= SOURCE EXCERPT =
####
Carmel Bernon Harvey Jr. (October 6, 1946 – June 21, 1967) was a United States Army soldier and a recipient of the United States military's highest decoration—the Medal of Honor—for his actions in the Vietnam War.

Biography
Harvey joined the Army from his hometown in the Hegewisch community area of Chicago, Illinois in 1965, and by June 21, 1967, was serving as a specialist four in Company B, 1st Battalion, 5th Cavalry Regiment, 1st Cavalry Division (Airmobile). During a firefight on that day, in Binh Dinh Province, Republic of Vietnam, an enemy bullet hit and activated a hand grenade attached to Harvey's belt. Unable to remove the live device from his belt, he ran towards an enemy machinegun emplacement until the grenade exploded, killing him and momentarily halting the enemy's fire.
####
= WHAT THIS EXERCISE ASKS =
A - Rewrite the paragraph in the text on Carmel Bernon Harvey Jr. that begins "Harvey joined the Army" as a shorter version that keeps its main facts.
B - In the text on Carmel Bernon Harvey Jr., reproduce the passage from "Carmel Bernon Harvey" up to and including "the Vietnam War.".
C - List every military unit named in the text on Carmel Bernon Harvey Jr. as part of Harvey's assignment.
####
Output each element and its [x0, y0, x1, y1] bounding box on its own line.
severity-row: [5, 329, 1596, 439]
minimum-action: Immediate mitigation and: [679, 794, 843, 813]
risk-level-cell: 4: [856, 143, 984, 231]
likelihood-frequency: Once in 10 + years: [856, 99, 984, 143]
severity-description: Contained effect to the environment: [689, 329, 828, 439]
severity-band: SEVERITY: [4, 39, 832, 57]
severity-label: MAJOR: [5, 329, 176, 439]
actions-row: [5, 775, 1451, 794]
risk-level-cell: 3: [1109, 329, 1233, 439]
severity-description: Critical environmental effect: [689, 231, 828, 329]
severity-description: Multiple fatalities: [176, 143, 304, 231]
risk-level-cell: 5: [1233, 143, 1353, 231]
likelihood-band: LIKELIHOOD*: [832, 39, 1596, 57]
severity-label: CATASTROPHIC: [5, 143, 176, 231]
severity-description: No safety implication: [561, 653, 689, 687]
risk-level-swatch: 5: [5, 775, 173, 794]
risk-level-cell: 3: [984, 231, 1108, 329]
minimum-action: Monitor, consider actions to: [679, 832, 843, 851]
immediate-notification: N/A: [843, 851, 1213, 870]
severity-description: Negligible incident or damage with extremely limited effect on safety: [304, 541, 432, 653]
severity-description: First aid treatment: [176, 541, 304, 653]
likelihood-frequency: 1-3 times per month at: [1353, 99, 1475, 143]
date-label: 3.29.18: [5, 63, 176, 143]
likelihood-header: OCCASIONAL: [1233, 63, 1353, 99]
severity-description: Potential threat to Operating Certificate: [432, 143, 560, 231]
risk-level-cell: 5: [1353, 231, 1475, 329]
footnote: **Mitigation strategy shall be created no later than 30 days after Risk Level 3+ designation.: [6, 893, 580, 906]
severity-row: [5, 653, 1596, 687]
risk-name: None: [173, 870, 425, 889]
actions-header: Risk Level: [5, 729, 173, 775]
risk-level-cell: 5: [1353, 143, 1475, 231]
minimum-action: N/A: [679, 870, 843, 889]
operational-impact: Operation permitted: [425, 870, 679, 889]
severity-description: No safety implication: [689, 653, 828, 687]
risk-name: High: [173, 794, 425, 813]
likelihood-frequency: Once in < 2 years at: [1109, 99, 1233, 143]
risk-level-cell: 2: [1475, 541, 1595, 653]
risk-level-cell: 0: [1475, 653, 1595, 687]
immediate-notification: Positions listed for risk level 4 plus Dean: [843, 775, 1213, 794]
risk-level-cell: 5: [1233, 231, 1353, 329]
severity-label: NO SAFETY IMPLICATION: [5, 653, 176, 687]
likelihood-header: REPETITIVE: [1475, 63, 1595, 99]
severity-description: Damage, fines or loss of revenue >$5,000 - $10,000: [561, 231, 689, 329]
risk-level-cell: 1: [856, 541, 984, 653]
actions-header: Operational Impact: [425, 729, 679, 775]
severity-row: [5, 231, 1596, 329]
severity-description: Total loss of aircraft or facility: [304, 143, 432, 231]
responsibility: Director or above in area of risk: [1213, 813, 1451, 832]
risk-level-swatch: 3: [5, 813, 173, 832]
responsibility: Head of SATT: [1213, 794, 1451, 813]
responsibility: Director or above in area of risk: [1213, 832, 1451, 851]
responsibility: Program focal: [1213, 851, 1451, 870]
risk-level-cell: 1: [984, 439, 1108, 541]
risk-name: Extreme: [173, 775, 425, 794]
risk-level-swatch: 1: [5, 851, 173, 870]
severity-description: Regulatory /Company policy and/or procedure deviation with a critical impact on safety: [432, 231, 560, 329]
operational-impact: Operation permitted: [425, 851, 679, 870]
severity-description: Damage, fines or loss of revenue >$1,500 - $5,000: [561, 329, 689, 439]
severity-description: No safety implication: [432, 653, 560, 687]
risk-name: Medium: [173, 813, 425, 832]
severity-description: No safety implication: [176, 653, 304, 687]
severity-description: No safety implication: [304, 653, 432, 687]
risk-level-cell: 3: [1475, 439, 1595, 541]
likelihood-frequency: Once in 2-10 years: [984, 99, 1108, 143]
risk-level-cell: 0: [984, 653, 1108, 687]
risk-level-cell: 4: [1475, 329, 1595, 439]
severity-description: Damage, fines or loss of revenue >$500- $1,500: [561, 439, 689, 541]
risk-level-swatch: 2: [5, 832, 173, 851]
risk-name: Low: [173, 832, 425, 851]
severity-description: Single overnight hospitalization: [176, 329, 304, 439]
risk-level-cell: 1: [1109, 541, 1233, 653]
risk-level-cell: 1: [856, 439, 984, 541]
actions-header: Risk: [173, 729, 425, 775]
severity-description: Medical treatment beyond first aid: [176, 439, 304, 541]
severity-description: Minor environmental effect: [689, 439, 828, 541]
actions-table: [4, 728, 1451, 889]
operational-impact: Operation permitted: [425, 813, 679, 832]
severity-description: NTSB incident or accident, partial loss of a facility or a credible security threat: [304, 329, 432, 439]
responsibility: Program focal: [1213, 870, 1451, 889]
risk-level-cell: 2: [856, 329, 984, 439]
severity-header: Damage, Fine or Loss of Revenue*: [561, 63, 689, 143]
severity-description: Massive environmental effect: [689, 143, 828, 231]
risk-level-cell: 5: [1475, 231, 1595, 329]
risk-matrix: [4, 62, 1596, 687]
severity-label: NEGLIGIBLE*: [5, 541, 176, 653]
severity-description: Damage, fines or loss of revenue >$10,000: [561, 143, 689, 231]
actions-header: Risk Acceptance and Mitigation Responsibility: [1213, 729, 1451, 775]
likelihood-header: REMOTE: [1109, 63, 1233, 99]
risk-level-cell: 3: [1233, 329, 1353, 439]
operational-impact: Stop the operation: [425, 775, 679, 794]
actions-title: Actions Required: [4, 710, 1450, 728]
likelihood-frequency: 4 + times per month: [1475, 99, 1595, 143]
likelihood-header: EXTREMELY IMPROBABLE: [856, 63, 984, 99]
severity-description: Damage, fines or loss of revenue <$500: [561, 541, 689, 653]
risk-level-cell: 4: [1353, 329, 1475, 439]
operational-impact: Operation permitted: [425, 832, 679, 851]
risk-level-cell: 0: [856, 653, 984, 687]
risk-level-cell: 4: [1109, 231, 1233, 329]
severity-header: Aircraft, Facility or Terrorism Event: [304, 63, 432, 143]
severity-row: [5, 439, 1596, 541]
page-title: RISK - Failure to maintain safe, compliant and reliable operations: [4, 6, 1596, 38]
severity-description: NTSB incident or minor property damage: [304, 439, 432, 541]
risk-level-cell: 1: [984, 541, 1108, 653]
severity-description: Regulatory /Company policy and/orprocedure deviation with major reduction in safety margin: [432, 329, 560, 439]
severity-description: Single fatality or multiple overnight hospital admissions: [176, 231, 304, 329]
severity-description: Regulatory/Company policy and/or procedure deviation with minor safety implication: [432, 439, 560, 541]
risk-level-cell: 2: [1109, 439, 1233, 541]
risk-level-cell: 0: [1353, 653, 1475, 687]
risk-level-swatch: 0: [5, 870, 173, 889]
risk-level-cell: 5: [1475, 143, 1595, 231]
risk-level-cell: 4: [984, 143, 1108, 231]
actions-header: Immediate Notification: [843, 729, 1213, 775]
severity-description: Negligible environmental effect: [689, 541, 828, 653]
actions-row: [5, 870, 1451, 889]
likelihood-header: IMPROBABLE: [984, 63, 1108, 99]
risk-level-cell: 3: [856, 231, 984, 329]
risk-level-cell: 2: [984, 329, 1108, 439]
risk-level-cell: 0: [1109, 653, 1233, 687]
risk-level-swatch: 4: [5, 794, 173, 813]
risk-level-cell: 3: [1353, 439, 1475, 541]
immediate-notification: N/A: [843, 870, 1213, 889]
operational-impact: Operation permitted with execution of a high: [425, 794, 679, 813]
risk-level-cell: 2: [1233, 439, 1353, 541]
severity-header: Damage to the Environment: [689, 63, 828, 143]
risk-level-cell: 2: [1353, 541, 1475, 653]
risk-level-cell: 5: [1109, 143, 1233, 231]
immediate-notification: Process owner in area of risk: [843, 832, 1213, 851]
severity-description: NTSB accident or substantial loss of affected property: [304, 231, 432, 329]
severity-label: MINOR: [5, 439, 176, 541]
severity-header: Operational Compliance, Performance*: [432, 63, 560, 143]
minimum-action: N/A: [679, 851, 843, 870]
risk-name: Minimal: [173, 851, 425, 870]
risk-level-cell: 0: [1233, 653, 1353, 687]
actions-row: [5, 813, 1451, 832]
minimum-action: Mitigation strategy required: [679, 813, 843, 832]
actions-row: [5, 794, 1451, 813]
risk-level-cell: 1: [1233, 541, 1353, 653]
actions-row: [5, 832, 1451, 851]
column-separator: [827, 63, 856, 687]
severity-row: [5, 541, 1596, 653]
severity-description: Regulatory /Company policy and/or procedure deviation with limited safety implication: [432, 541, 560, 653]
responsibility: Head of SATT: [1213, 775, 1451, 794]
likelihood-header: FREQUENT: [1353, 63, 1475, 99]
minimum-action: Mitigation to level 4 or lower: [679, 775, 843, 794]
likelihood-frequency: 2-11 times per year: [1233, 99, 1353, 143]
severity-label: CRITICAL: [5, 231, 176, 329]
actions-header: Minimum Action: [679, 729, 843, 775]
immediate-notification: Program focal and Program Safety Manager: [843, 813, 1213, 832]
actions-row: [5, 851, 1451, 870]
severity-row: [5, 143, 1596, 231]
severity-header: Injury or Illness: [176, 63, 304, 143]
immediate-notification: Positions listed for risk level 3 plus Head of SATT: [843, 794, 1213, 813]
####
= RESULTS OF THE TASKS =
A - Harvey enlisted in 1965 from Hegewisch, Chicago, Illinois. By June 21, 1967, he was a specialist four in Company B, 1st Battalion, 5th Cavalry Regiment, 1st Cavalry Division (Airmobile). That day, during a firefight in Binh Dinh Province, an enemy bullet struck and activated a grenade on his belt. He could not remove it, so he ran toward an enemy machinegun emplacement until the grenade exploded. The blast killed him and briefly stopped the enemy's fire.

B -
Carmel Bernon Harvey Jr. (October 6, 1946 – June 21, 1967) was a United States Army soldier and a recipient of the United States military's highest decoration—the Medal of Honor—for his actions in the Vietnam War.

C -
- Company B
- 1st Battalion
- 5th Cavalry Regiment
- 1st Cavalry Division (Airmobile)